**TASK TO COMPLETE**
In your copy, leave out the pictures and repeat the entries below exactly.

**STORED ROWS**
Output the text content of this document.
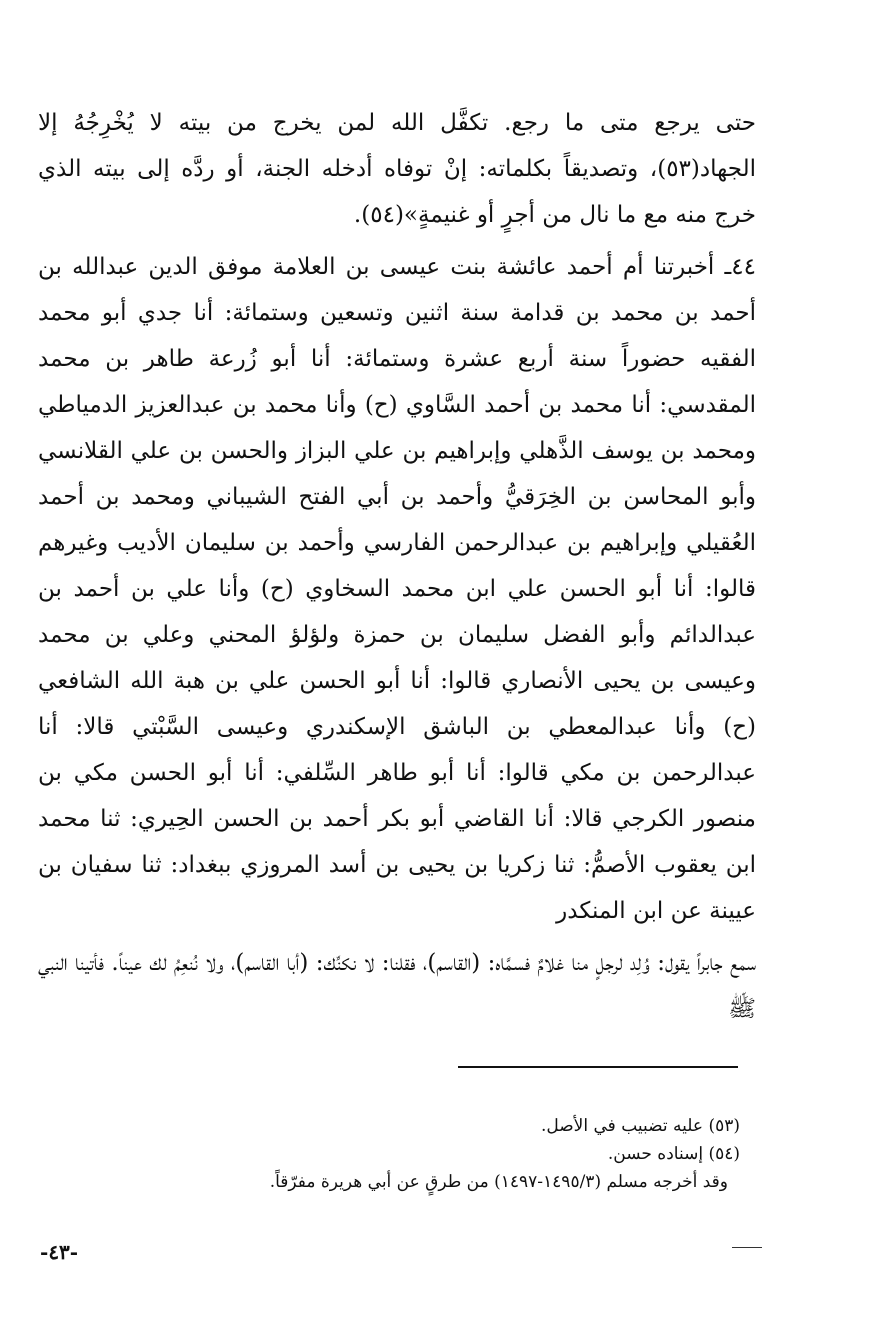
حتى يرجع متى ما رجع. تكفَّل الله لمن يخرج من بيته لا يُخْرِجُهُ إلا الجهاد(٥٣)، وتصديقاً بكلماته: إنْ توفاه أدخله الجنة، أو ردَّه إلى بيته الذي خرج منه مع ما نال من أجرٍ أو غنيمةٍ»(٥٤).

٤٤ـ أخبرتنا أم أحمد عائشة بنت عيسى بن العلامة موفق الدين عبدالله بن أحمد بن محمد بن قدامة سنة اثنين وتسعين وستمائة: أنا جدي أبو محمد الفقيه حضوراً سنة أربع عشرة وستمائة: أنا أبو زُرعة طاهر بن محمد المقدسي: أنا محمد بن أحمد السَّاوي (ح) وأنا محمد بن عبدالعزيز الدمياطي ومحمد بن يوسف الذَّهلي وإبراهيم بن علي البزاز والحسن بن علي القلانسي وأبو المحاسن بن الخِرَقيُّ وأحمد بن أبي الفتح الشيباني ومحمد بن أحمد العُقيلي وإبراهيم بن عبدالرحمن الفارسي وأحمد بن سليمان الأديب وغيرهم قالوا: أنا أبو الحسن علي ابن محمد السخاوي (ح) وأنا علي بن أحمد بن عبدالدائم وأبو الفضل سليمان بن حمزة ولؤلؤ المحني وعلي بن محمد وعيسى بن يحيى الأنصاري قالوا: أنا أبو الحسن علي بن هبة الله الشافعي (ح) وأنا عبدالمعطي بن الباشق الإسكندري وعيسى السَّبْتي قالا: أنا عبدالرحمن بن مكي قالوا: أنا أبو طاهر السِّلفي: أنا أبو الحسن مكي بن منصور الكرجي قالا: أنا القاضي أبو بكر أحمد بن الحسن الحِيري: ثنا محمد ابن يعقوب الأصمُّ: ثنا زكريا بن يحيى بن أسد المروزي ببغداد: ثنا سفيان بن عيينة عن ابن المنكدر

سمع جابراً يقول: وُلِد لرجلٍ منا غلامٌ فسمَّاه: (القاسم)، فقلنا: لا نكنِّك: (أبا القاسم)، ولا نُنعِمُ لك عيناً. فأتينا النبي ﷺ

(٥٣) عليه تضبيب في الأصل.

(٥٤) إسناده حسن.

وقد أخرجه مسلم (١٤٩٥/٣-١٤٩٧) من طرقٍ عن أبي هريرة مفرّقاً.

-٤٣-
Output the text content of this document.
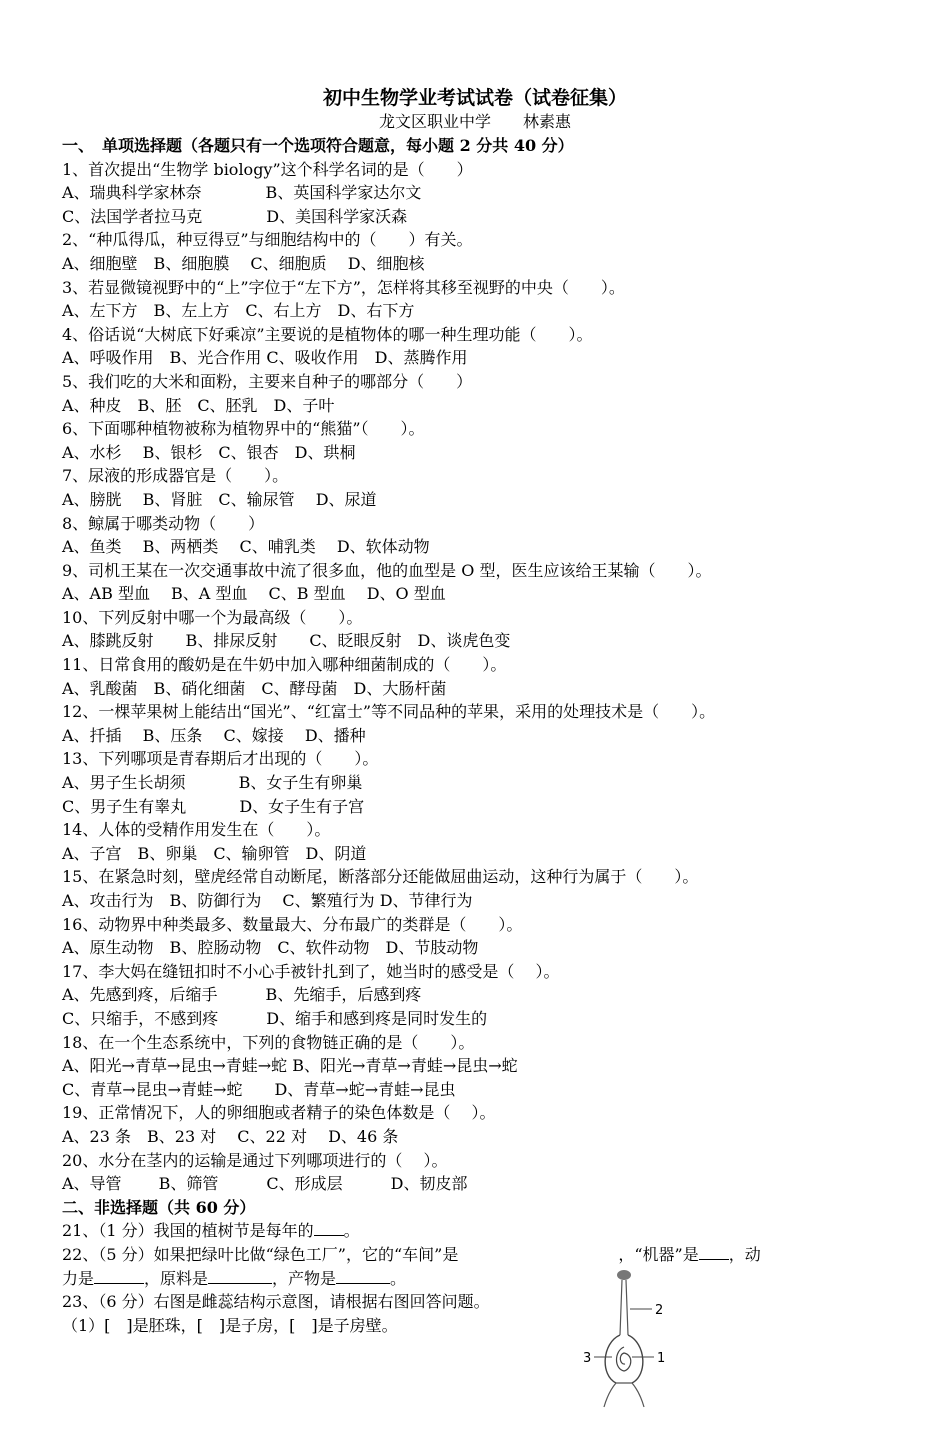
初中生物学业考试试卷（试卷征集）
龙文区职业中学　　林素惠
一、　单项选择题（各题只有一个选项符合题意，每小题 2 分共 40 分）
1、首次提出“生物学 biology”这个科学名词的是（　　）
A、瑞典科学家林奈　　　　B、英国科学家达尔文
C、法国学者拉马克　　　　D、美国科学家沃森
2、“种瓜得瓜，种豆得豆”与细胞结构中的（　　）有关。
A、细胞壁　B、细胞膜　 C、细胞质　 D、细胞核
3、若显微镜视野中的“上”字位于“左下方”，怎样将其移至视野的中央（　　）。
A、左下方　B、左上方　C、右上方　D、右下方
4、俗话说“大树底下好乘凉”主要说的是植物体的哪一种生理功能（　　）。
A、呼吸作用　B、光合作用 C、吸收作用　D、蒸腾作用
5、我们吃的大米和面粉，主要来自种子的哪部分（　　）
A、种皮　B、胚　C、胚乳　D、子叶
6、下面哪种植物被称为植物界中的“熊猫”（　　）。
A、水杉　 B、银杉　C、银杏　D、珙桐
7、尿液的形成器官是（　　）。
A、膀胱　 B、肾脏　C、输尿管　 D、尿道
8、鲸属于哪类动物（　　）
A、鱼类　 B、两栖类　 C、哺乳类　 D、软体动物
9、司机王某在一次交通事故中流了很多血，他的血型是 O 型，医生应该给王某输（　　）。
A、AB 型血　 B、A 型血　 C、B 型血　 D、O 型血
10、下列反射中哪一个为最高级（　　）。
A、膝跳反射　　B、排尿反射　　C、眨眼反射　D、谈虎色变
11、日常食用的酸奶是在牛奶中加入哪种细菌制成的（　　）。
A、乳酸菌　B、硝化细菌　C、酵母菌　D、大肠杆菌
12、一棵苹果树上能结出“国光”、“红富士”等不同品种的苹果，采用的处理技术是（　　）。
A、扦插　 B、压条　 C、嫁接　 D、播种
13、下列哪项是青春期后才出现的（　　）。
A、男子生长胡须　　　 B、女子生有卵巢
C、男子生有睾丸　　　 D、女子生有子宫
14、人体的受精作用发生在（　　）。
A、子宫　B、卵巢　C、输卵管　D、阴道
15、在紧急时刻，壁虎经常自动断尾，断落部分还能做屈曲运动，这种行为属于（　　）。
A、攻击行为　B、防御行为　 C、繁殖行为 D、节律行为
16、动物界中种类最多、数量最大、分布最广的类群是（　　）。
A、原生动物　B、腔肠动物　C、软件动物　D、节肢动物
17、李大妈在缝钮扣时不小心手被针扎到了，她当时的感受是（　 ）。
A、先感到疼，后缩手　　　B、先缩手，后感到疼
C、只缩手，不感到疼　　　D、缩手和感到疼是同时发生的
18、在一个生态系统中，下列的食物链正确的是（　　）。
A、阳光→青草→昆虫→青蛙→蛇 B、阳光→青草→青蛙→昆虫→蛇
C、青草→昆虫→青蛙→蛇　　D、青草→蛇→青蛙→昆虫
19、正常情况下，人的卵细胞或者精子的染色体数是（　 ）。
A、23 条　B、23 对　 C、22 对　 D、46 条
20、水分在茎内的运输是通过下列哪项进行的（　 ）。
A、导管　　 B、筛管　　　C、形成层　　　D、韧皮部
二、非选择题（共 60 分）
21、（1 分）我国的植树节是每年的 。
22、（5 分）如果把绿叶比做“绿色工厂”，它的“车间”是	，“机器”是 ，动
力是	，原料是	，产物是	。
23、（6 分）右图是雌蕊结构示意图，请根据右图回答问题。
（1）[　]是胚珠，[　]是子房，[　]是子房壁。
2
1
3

**COMPLETE ANSWER**
Output the text content of this document.
حتى يرجع متى ما رجع. تكفَّل الله لمن يخرج من بيته لا يُخْرِجُهُ إلا الجهاد(٥٣)، وتصديقاً بكلماته: إنْ توفاه أدخله الجنة، أو ردَّه إلى بيته الذي خرج منه مع ما نال من أجرٍ أو غنيمةٍ»(٥٤).

٤٤ـ أخبرتنا أم أحمد عائشة بنت عيسى بن العلامة موفق الدين عبدالله بن أحمد بن محمد بن قدامة سنة اثنين وتسعين وستمائة: أنا جدي أبو محمد الفقيه حضوراً سنة أربع عشرة وستمائة: أنا أبو زُرعة طاهر بن محمد المقدسي: أنا محمد بن أحمد السَّاوي (ح) وأنا محمد بن عبدالعزيز الدمياطي ومحمد بن يوسف الذَّهلي وإبراهيم بن علي البزاز والحسن بن علي القلانسي وأبو المحاسن بن الخِرَقيُّ وأحمد بن أبي الفتح الشيباني ومحمد بن أحمد العُقيلي وإبراهيم بن عبدالرحمن الفارسي وأحمد بن سليمان الأديب وغيرهم قالوا: أنا أبو الحسن علي ابن محمد السخاوي (ح) وأنا علي بن أحمد بن عبدالدائم وأبو الفضل سليمان بن حمزة ولؤلؤ المحني وعلي بن محمد وعيسى بن يحيى الأنصاري قالوا: أنا أبو الحسن علي بن هبة الله الشافعي (ح) وأنا عبدالمعطي بن الباشق الإسكندري وعيسى السَّبْتي قالا: أنا عبدالرحمن بن مكي قالوا: أنا أبو طاهر السِّلفي: أنا أبو الحسن مكي بن منصور الكرجي قالا: أنا القاضي أبو بكر أحمد بن الحسن الحِيري: ثنا محمد ابن يعقوب الأصمُّ: ثنا زكريا بن يحيى بن أسد المروزي ببغداد: ثنا سفيان بن عيينة عن ابن المنكدر

سمع جابراً يقول: وُلِد لرجلٍ منا غلامٌ فسمَّاه: (القاسم)، فقلنا: لا نكنِّك: (أبا القاسم)، ولا نُنعِمُ لك عيناً. فأتينا النبي ﷺ

(٥٣) عليه تضبيب في الأصل.

(٥٤) إسناده حسن.

وقد أخرجه مسلم (١٤٩٥/٣-١٤٩٧) من طرقٍ عن أبي هريرة مفرّقاً.

-٤٣-
Output the text content of this document.
初中生物学业考试试卷（试卷征集）
龙文区职业中学　　林素惠
一、　单项选择题（各题只有一个选项符合题意，每小题 2 分共 40 分）
1、首次提出“生物学 biology”这个科学名词的是（　　）
A、瑞典科学家林奈　　　　B、英国科学家达尔文
C、法国学者拉马克　　　　D、美国科学家沃森
2、“种瓜得瓜，种豆得豆”与细胞结构中的（　　）有关。
A、细胞壁　B、细胞膜　 C、细胞质　 D、细胞核
3、若显微镜视野中的“上”字位于“左下方”，怎样将其移至视野的中央（　　）。
A、左下方　B、左上方　C、右上方　D、右下方
4、俗话说“大树底下好乘凉”主要说的是植物体的哪一种生理功能（　　）。
A、呼吸作用　B、光合作用 C、吸收作用　D、蒸腾作用
5、我们吃的大米和面粉，主要来自种子的哪部分（　　）
A、种皮　B、胚　C、胚乳　D、子叶
6、下面哪种植物被称为植物界中的“熊猫”（　　）。
A、水杉　 B、银杉　C、银杏　D、珙桐
7、尿液的形成器官是（　　）。
A、膀胱　 B、肾脏　C、输尿管　 D、尿道
8、鲸属于哪类动物（　　）
A、鱼类　 B、两栖类　 C、哺乳类　 D、软体动物
9、司机王某在一次交通事故中流了很多血，他的血型是 O 型，医生应该给王某输（　　）。
A、AB 型血　 B、A 型血　 C、B 型血　 D、O 型血
10、下列反射中哪一个为最高级（　　）。
A、膝跳反射　　B、排尿反射　　C、眨眼反射　D、谈虎色变
11、日常食用的酸奶是在牛奶中加入哪种细菌制成的（　　）。
A、乳酸菌　B、硝化细菌　C、酵母菌　D、大肠杆菌
12、一棵苹果树上能结出“国光”、“红富士”等不同品种的苹果，采用的处理技术是（　　）。
A、扦插　 B、压条　 C、嫁接　 D、播种
13、下列哪项是青春期后才出现的（　　）。
A、男子生长胡须　　　 B、女子生有卵巢
C、男子生有睾丸　　　 D、女子生有子宫
14、人体的受精作用发生在（　　）。
A、子宫　B、卵巢　C、输卵管　D、阴道
15、在紧急时刻，壁虎经常自动断尾，断落部分还能做屈曲运动，这种行为属于（　　）。
A、攻击行为　B、防御行为　 C、繁殖行为 D、节律行为
16、动物界中种类最多、数量最大、分布最广的类群是（　　）。
A、原生动物　B、腔肠动物　C、软件动物　D、节肢动物
17、李大妈在缝钮扣时不小心手被针扎到了，她当时的感受是（　 ）。
A、先感到疼，后缩手　　　B、先缩手，后感到疼
C、只缩手，不感到疼　　　D、缩手和感到疼是同时发生的
18、在一个生态系统中，下列的食物链正确的是（　　）。
A、阳光→青草→昆虫→青蛙→蛇 B、阳光→青草→青蛙→昆虫→蛇
C、青草→昆虫→青蛙→蛇　　D、青草→蛇→青蛙→昆虫
19、正常情况下，人的卵细胞或者精子的染色体数是（　 ）。
A、23 条　B、23 对　 C、22 对　 D、46 条
20、水分在茎内的运输是通过下列哪项进行的（　 ）。
A、导管　　 B、筛管　　　C、形成层　　　D、韧皮部
二、非选择题（共 60 分）
21、（1 分）我国的植树节是每年的 。
22、（5 分）如果把绿叶比做“绿色工厂”，它的“车间”是	，“机器”是 ，动
力是	，原料是	，产物是	。
23、（6 分）右图是雌蕊结构示意图，请根据右图回答问题。
（1）[　]是胚珠，[　]是子房，[　]是子房壁。
2
1
3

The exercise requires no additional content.